• _SHORT PROBLEM_: Show all lines holding "good".
--- Start DATASET EXTRACT ---
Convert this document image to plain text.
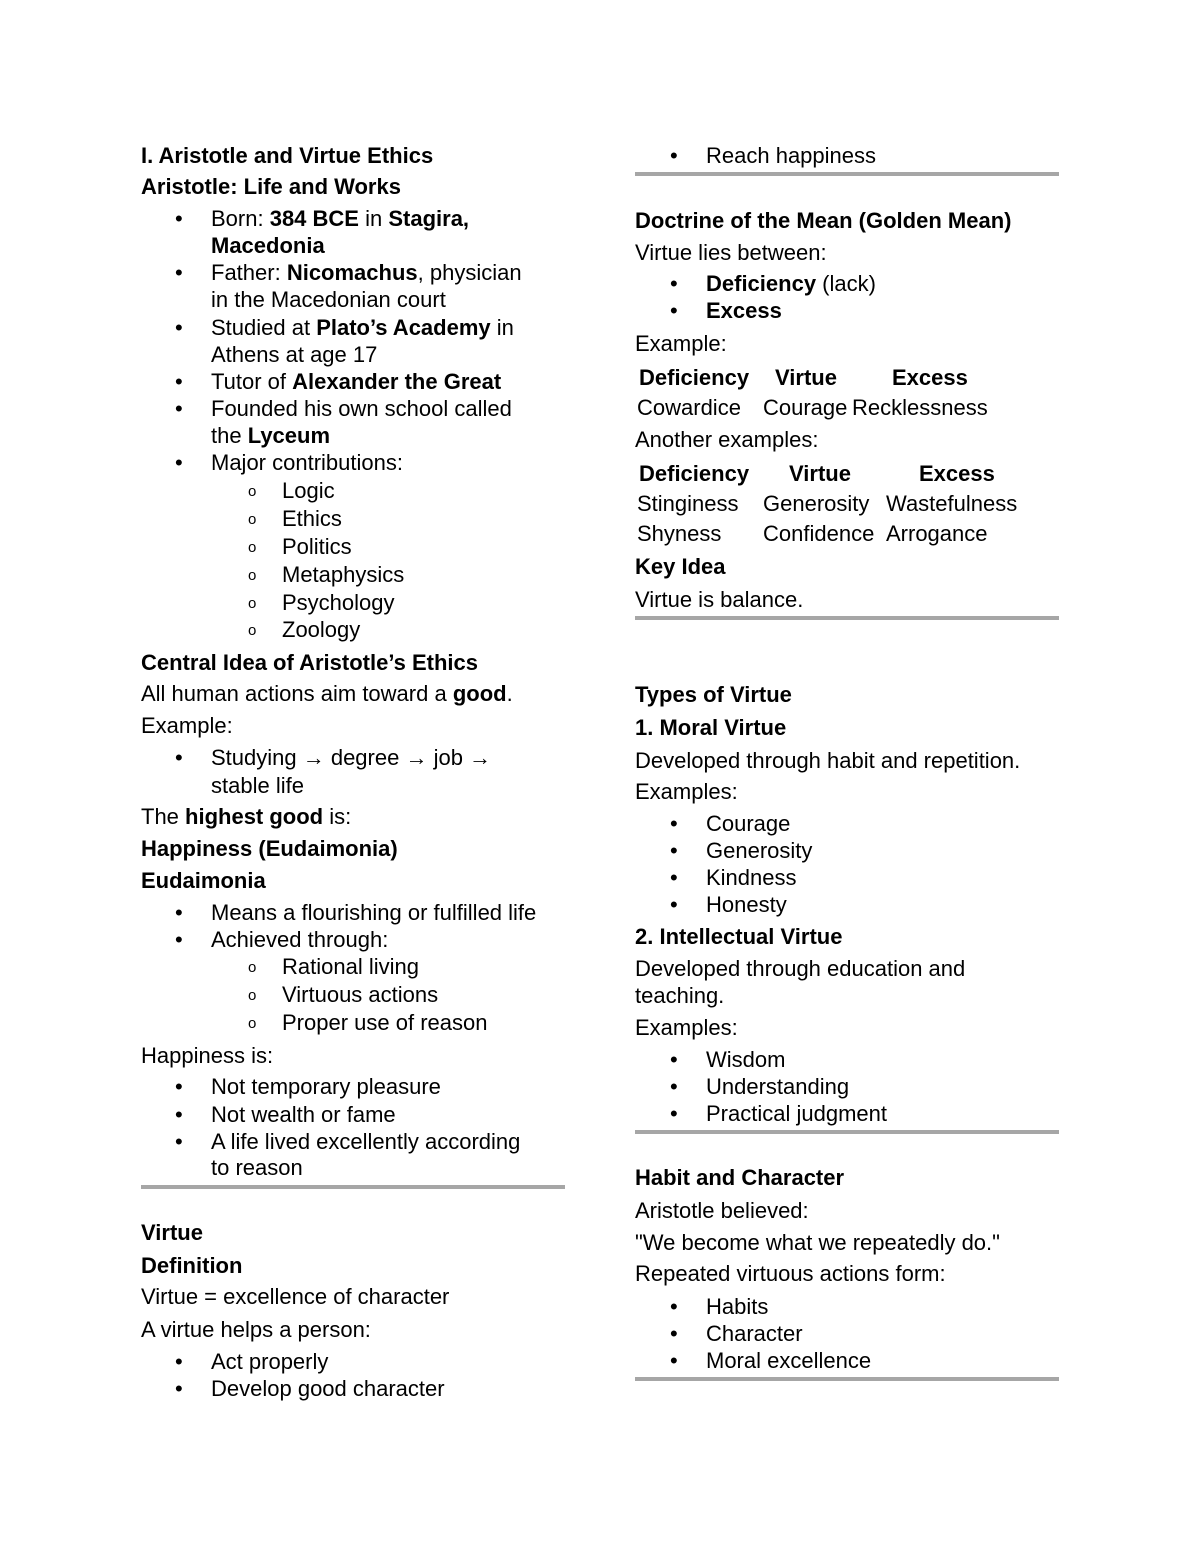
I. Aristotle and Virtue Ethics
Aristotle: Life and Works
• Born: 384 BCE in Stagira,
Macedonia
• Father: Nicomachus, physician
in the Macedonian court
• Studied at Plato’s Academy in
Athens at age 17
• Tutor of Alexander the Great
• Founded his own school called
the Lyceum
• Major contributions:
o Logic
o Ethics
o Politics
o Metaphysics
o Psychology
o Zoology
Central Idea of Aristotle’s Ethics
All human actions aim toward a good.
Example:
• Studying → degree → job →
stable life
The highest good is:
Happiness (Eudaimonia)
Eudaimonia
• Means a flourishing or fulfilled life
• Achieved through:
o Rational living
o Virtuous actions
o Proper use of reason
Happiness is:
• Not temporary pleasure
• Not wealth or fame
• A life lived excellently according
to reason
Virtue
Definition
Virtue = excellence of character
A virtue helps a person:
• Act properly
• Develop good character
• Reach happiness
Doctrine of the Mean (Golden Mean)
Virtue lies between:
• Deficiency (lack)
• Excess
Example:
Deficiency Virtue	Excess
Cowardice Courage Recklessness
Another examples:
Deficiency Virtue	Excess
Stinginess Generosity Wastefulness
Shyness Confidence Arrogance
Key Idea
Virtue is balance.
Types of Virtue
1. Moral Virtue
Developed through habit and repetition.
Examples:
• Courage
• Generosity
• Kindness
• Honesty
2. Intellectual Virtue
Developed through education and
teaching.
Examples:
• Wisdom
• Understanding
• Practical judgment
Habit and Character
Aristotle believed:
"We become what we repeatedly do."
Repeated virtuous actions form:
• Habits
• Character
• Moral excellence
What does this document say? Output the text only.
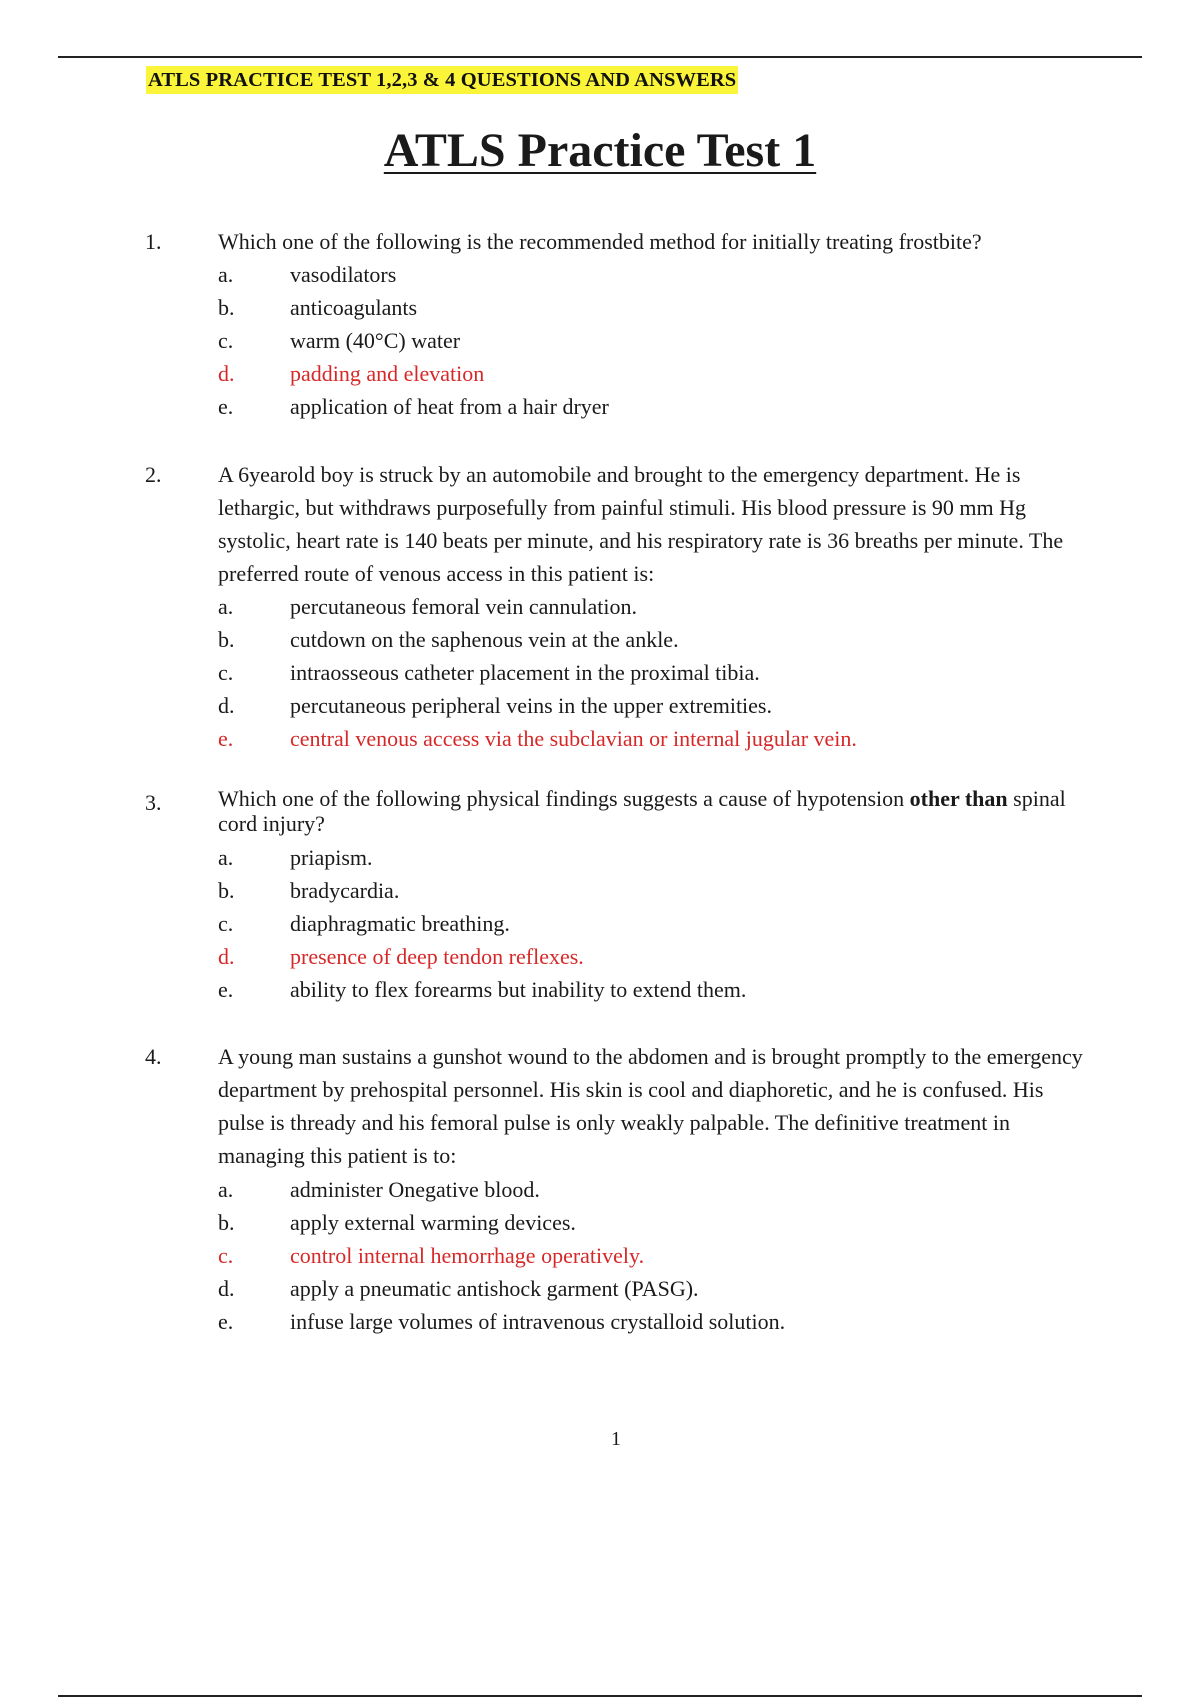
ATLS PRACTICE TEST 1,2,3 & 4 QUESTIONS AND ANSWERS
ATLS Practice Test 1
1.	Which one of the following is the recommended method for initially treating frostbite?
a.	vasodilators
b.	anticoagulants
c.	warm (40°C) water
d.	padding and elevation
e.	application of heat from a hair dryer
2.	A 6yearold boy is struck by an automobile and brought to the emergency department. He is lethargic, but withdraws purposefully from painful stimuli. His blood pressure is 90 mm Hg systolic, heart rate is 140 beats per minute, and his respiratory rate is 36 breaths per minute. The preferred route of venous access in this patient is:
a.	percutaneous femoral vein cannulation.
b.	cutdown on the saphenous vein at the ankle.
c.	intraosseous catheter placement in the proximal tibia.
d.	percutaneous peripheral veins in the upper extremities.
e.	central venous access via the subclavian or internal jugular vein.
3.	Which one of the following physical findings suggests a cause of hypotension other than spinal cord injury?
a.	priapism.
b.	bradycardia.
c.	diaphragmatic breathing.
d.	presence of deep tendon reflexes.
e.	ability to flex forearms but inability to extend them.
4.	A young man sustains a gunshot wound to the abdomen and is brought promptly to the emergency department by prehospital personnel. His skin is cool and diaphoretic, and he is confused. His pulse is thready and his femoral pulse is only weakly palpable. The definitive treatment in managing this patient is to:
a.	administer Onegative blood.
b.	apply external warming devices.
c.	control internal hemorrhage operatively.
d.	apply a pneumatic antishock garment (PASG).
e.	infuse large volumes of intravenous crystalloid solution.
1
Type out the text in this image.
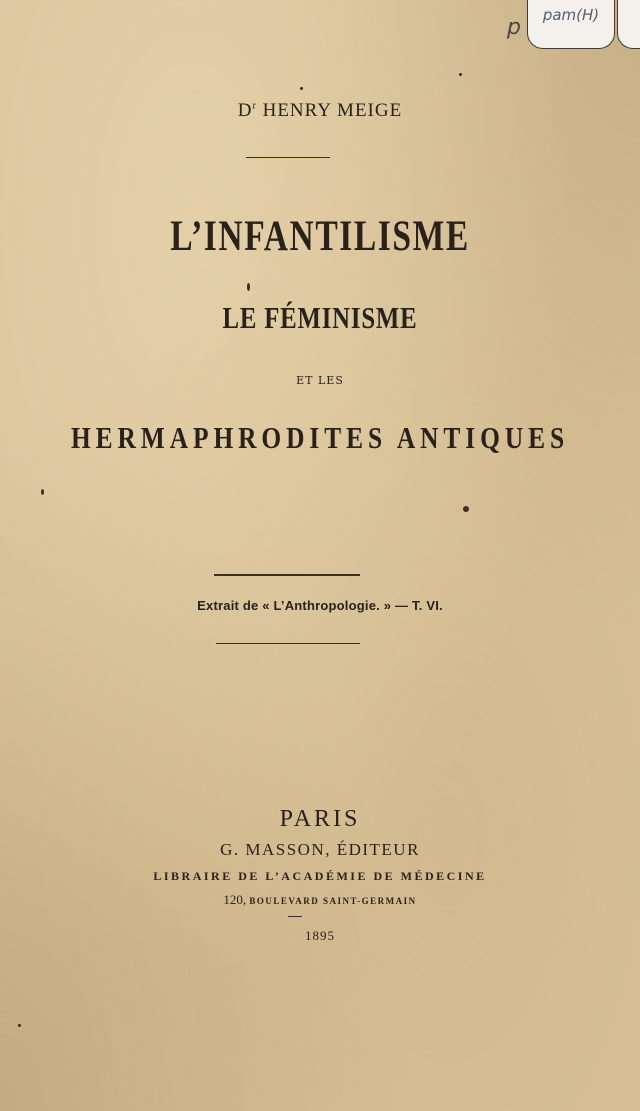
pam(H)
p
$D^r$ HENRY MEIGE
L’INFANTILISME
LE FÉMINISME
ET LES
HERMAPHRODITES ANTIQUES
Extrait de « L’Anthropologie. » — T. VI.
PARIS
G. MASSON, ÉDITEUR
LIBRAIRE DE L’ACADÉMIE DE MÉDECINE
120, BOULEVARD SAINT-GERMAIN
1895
--- End DATASET EXTRACT ---
• _ANSWER IN FULL_:
All human actions aim toward a good.
The highest good is:
• Develop good character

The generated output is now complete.